Write out all the entries word for word, but skip any images.

start

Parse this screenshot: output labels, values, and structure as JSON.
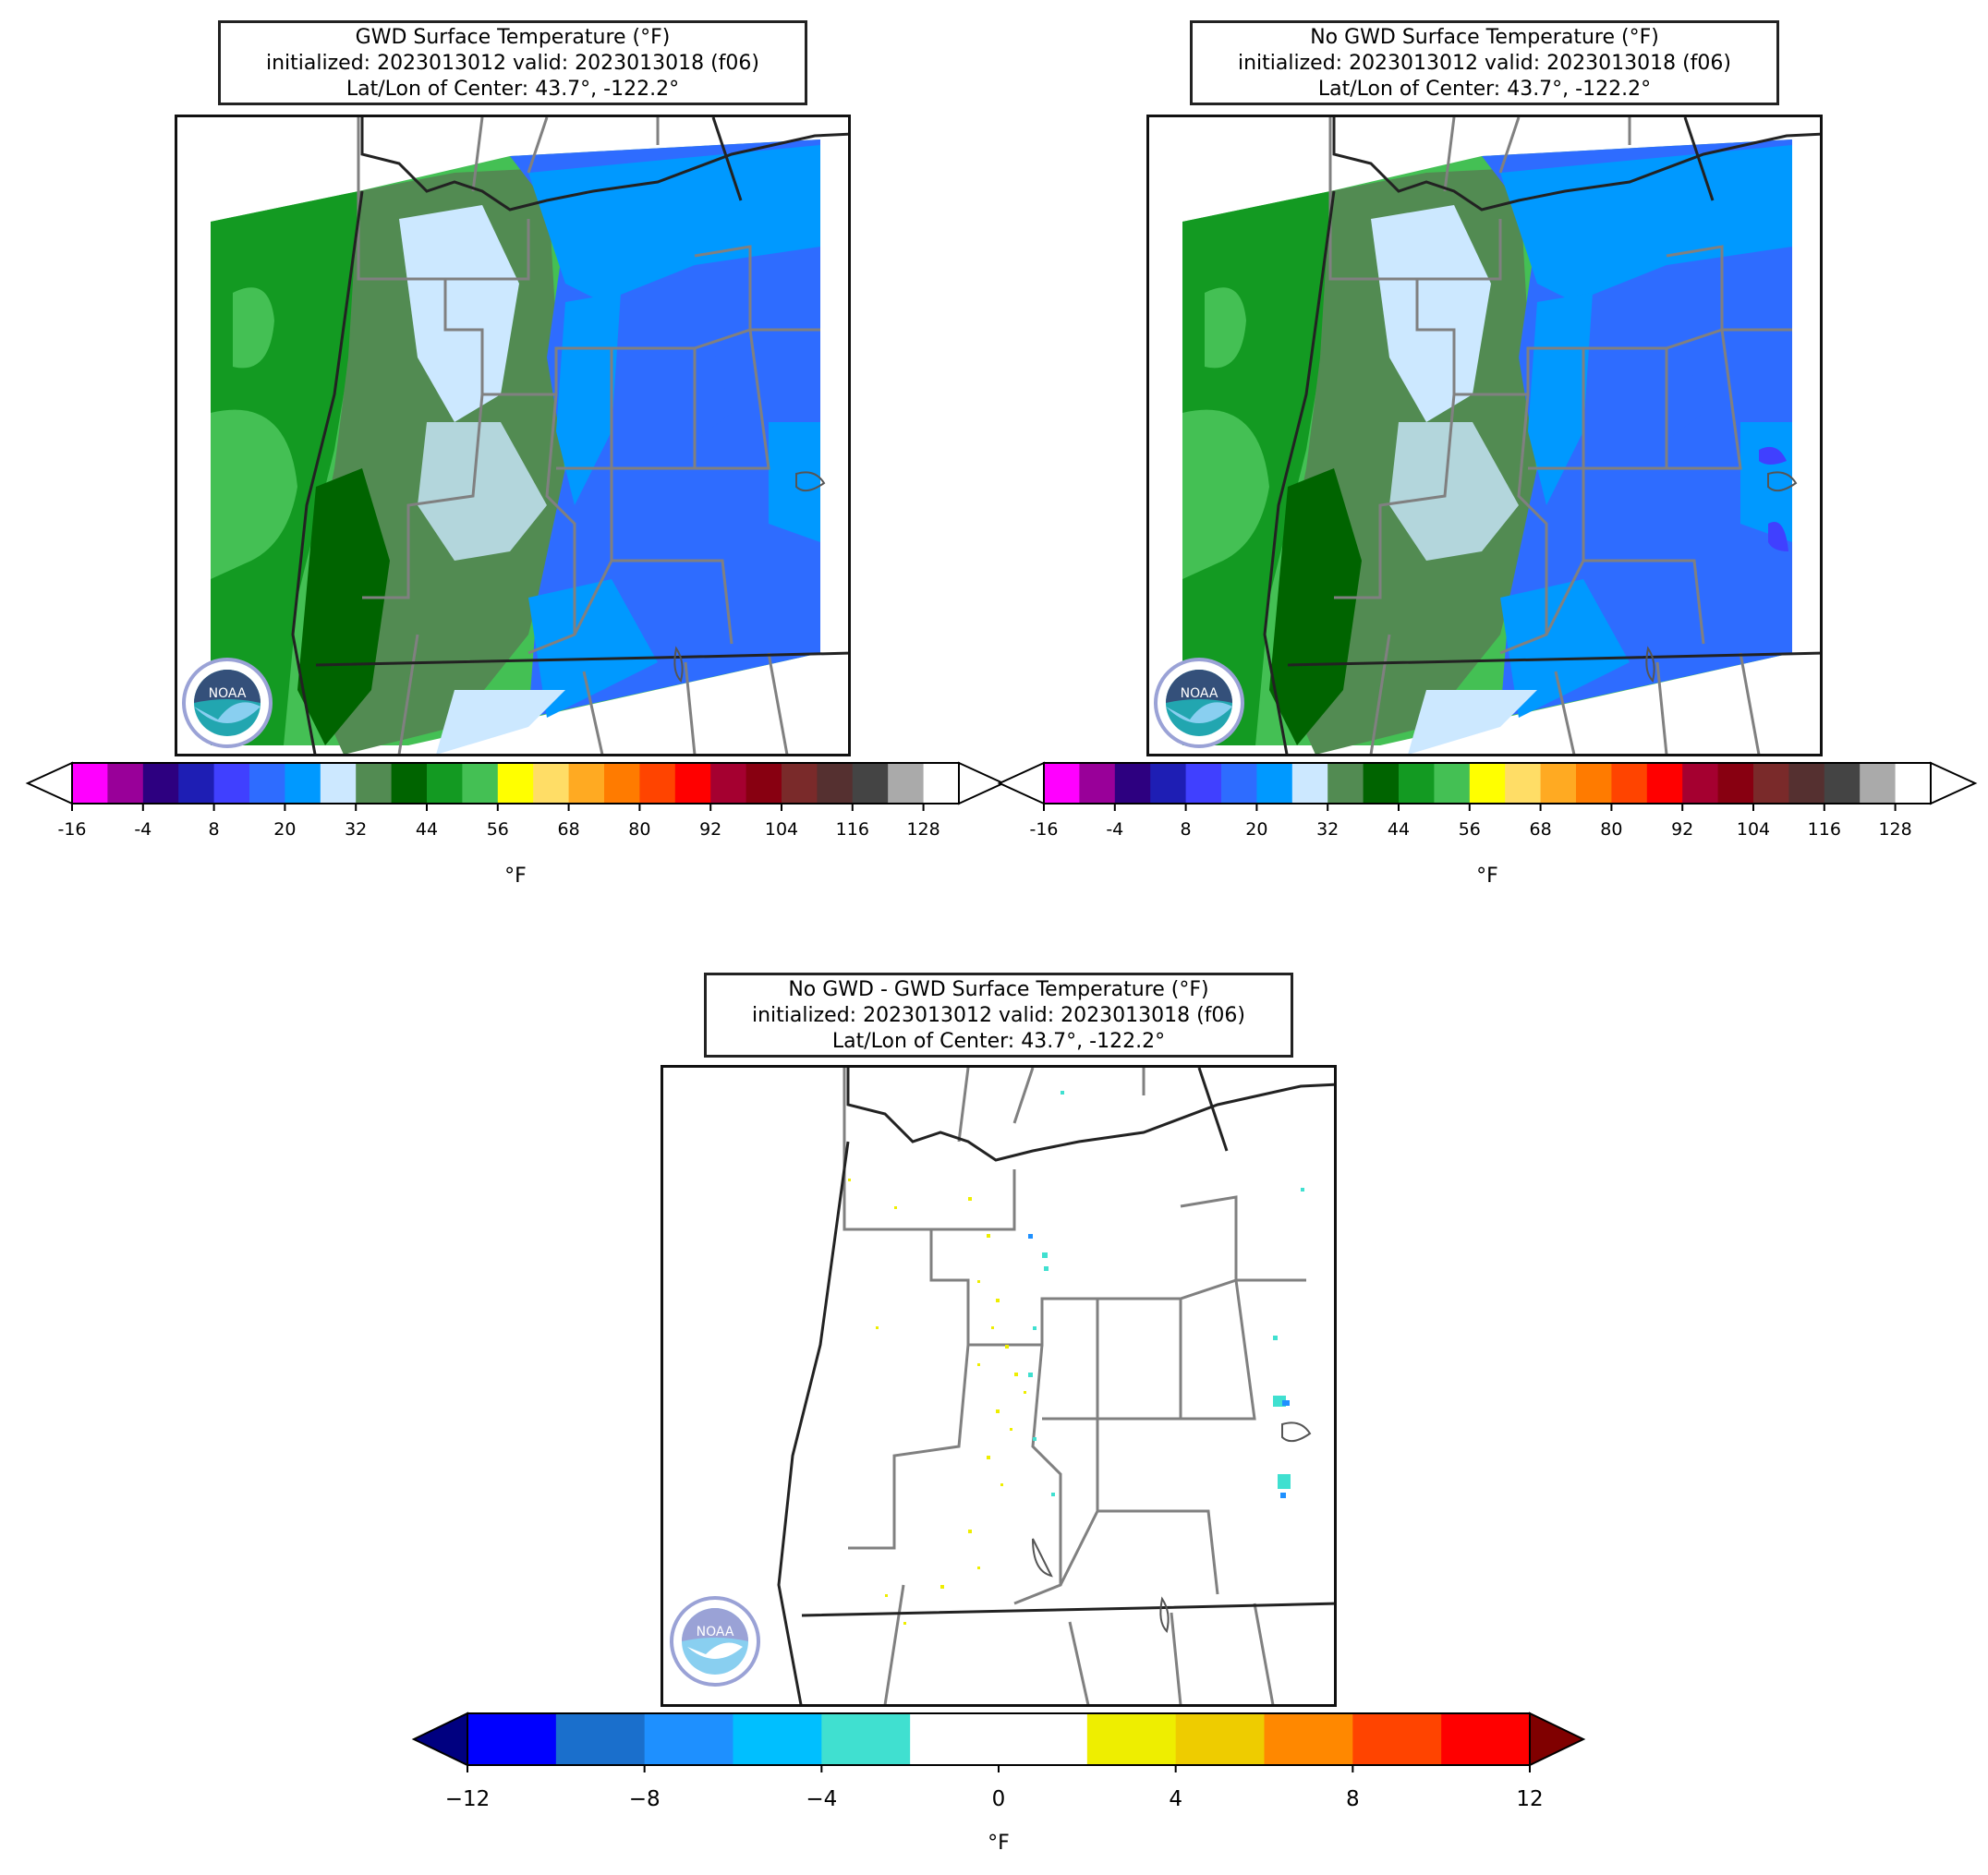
{
  "panels": [
    {
      "id": "gwd",
      "title_lines": [
        "GWD Surface Temperature (°F)",
        "initialized: 2023013012 valid: 2023013018 (f06)",
        "Lat/Lon of Center: 43.7°, -122.2°"
      ]
    },
    {
      "id": "nogwd",
      "title_lines": [
        "No GWD Surface Temperature (°F)",
        "initialized: 2023013012 valid: 2023013018 (f06)",
        "Lat/Lon of Center: 43.7°, -122.2°"
      ]
    },
    {
      "id": "diff",
      "title_lines": [
        "No GWD - GWD Surface Temperature (°F)",
        "initialized: 2023013012 valid: 2023013018 (f06)",
        "Lat/Lon of Center: 43.7°, -122.2°"
      ]
    }
  ],
  "temp_colorbar": {
    "tick_labels": [
      "-16",
      "-4",
      "8",
      "20",
      "32",
      "44",
      "56",
      "68",
      "80",
      "92",
      "104",
      "116",
      "128"
    ],
    "unit_label": "°F",
    "colors": [
      "#ff00ff",
      "#990099",
      "#2d0080",
      "#1e1eb4",
      "#4040ff",
      "#2e6cff",
      "#0099ff",
      "#cce8ff",
      "#528b52",
      "#006400",
      "#139a22",
      "#44c054",
      "#ffff00",
      "#ffdd66",
      "#ffaa22",
      "#ff7b00",
      "#ff4400",
      "#ff0000",
      "#a50030",
      "#880011",
      "#7a2a2a",
      "#553030",
      "#444444",
      "#aaaaaa",
      "#ffffff"
    ],
    "under_color": "#ffffff",
    "over_color": "#ffffff"
  },
  "diff_colorbar": {
    "tick_labels": [
      "−12",
      "−8",
      "−4",
      "0",
      "4",
      "8",
      "12"
    ],
    "unit_label": "°F",
    "colors": [
      "#0000ff",
      "#1a6fcc",
      "#1e90ff",
      "#00bfff",
      "#40e0d0",
      "#ffffff",
      "#ffffff",
      "#eeee00",
      "#eecc00",
      "#ff8800",
      "#ff4400",
      "#ff0000"
    ],
    "under_color": "#000080",
    "over_color": "#800000"
  },
  "logo": {
    "text": "NOAA"
  }
}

end

Task output:
Parse this screenshot: output labels, values, and structure as JSON.
{
  "panels": [
    {
      "id": "gwd",
      "title_lines": [
        "GWD Surface Temperature (°F)",
        "initialized: 2023013012 valid: 2023013018 (f06)",
        "Lat/Lon of Center: 43.7°, -122.2°"
      ]
    },
    {
      "id": "nogwd",
      "title_lines": [
        "No GWD Surface Temperature (°F)",
        "initialized: 2023013012 valid: 2023013018 (f06)",
        "Lat/Lon of Center: 43.7°, -122.2°"
      ]
    },
    {
      "id": "diff",
      "title_lines": [
        "No GWD - GWD Surface Temperature (°F)",
        "initialized: 2023013012 valid: 2023013018 (f06)",
        "Lat/Lon of Center: 43.7°, -122.2°"
      ]
    }
  ],
  "temp_colorbar": {
    "tick_labels": [
      "-16",
      "-4",
      "8",
      "20",
      "32",
      "44",
      "56",
      "68",
      "80",
      "92",
      "104",
      "116",
      "128"
    ],
    "unit_label": "°F",
    "colors": [
      "#ff00ff",
      "#990099",
      "#2d0080",
      "#1e1eb4",
      "#4040ff",
      "#2e6cff",
      "#0099ff",
      "#cce8ff",
      "#528b52",
      "#006400",
      "#139a22",
      "#44c054",
      "#ffff00",
      "#ffdd66",
      "#ffaa22",
      "#ff7b00",
      "#ff4400",
      "#ff0000",
      "#a50030",
      "#880011",
      "#7a2a2a",
      "#553030",
      "#444444",
      "#aaaaaa",
      "#ffffff"
    ],
    "under_color": "#ffffff",
    "over_color": "#ffffff"
  },
  "diff_colorbar": {
    "tick_labels": [
      "−12",
      "−8",
      "−4",
      "0",
      "4",
      "8",
      "12"
    ],
    "unit_label": "°F",
    "colors": [
      "#0000ff",
      "#1a6fcc",
      "#1e90ff",
      "#00bfff",
      "#40e0d0",
      "#ffffff",
      "#ffffff",
      "#eeee00",
      "#eecc00",
      "#ff8800",
      "#ff4400",
      "#ff0000"
    ],
    "under_color": "#000080",
    "over_color": "#800000"
  },
  "logo": {
    "text": "NOAA"
  }
}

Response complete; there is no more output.